-- BEGIN --

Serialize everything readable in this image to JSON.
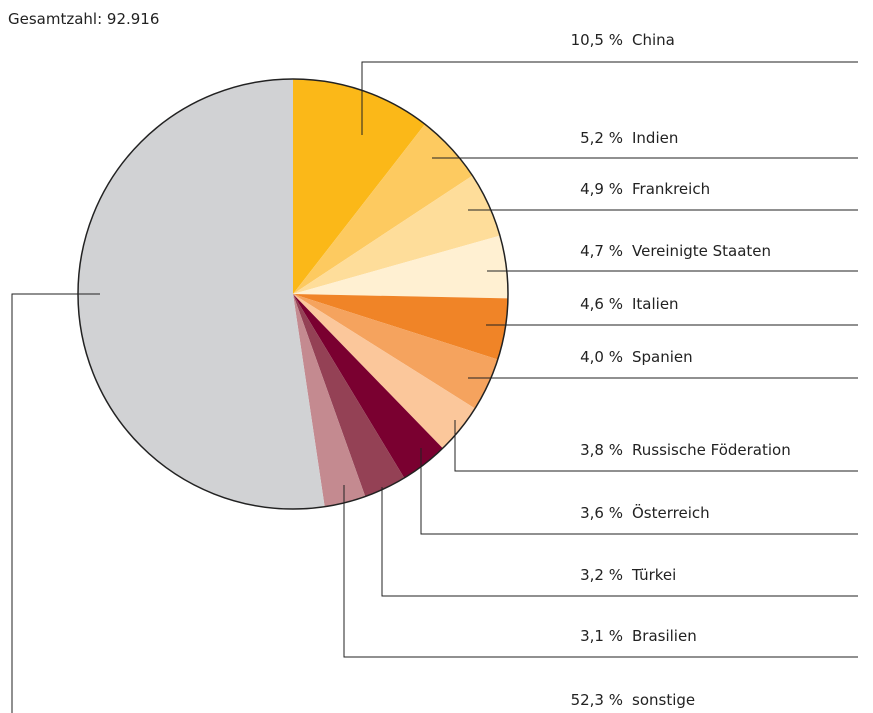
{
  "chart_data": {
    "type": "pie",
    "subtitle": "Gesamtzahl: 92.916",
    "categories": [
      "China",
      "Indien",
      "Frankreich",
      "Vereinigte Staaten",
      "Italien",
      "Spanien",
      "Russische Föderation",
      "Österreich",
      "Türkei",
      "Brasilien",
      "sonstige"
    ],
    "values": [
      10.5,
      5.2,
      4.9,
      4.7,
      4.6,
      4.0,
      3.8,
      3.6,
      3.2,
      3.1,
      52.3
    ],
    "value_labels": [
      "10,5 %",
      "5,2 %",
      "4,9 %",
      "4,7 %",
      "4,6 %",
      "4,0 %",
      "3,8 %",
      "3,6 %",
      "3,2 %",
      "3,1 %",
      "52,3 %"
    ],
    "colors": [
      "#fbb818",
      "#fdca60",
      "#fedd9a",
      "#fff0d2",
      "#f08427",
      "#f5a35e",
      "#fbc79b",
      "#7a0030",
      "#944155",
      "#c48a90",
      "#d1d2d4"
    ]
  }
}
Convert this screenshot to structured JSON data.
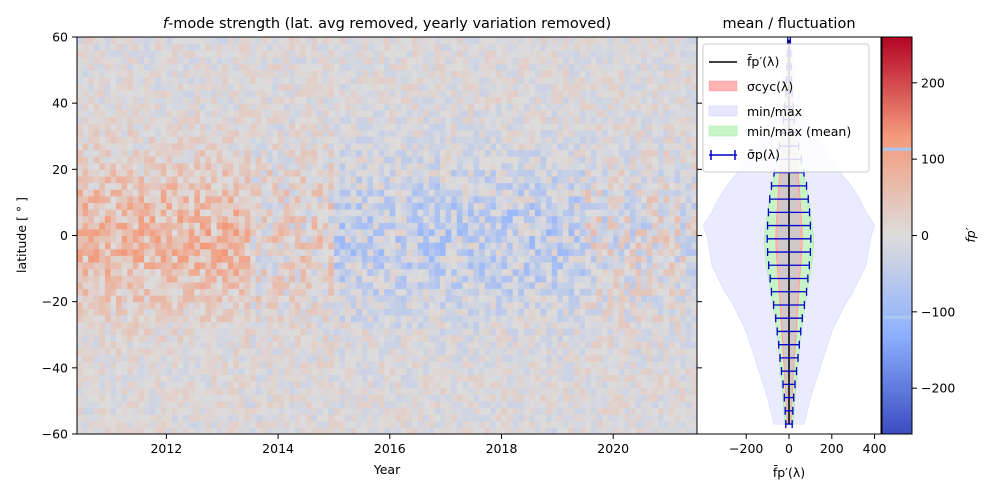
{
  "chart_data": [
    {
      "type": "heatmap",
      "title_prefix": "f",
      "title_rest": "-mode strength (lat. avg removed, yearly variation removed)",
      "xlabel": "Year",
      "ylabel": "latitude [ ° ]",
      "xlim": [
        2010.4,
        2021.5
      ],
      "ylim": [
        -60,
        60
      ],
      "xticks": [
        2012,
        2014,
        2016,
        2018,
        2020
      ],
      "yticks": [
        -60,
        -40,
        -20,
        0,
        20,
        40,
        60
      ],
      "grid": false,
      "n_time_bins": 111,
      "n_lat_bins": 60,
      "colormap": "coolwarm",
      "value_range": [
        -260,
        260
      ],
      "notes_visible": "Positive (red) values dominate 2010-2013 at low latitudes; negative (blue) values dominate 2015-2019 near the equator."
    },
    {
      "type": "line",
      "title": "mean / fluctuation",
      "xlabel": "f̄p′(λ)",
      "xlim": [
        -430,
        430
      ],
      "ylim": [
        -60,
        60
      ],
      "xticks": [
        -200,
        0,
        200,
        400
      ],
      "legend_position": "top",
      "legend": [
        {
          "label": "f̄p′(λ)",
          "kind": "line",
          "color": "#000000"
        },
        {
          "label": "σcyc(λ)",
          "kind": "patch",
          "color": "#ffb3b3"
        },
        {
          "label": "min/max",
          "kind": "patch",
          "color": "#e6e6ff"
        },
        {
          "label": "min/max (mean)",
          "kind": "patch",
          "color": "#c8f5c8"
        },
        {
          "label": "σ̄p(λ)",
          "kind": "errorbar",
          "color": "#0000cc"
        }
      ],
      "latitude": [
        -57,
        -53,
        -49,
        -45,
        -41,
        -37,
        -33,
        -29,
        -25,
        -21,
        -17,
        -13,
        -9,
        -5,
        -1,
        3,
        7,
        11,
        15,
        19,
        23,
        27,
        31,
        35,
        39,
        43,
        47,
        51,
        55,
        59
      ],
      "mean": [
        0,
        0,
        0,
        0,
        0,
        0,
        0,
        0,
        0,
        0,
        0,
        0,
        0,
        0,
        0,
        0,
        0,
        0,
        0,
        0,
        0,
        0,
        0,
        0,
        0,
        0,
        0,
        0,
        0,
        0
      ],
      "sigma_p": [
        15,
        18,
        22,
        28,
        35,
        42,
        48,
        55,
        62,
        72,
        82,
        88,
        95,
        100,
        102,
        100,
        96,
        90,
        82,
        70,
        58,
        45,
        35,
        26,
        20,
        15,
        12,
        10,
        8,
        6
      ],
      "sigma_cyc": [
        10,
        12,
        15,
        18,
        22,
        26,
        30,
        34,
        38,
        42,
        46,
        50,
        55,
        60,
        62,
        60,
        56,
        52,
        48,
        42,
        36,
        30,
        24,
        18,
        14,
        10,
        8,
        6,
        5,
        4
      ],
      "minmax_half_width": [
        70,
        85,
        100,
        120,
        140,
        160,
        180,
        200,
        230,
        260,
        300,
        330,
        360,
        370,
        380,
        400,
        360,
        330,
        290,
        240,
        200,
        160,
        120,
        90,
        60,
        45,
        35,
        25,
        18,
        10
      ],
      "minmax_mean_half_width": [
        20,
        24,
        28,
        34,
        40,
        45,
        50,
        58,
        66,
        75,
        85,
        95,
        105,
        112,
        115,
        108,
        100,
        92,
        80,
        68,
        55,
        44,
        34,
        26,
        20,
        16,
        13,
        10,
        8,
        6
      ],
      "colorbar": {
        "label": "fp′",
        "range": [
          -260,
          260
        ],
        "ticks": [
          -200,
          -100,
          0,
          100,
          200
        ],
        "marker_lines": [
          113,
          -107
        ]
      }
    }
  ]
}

-- END --

→ **Given task**
From the data above, copy out every line with the string "JSON" in it.

→ **Response to the task**
Serialize everything readable in this image to JSON.
Convert this screenshot to structured JSON data.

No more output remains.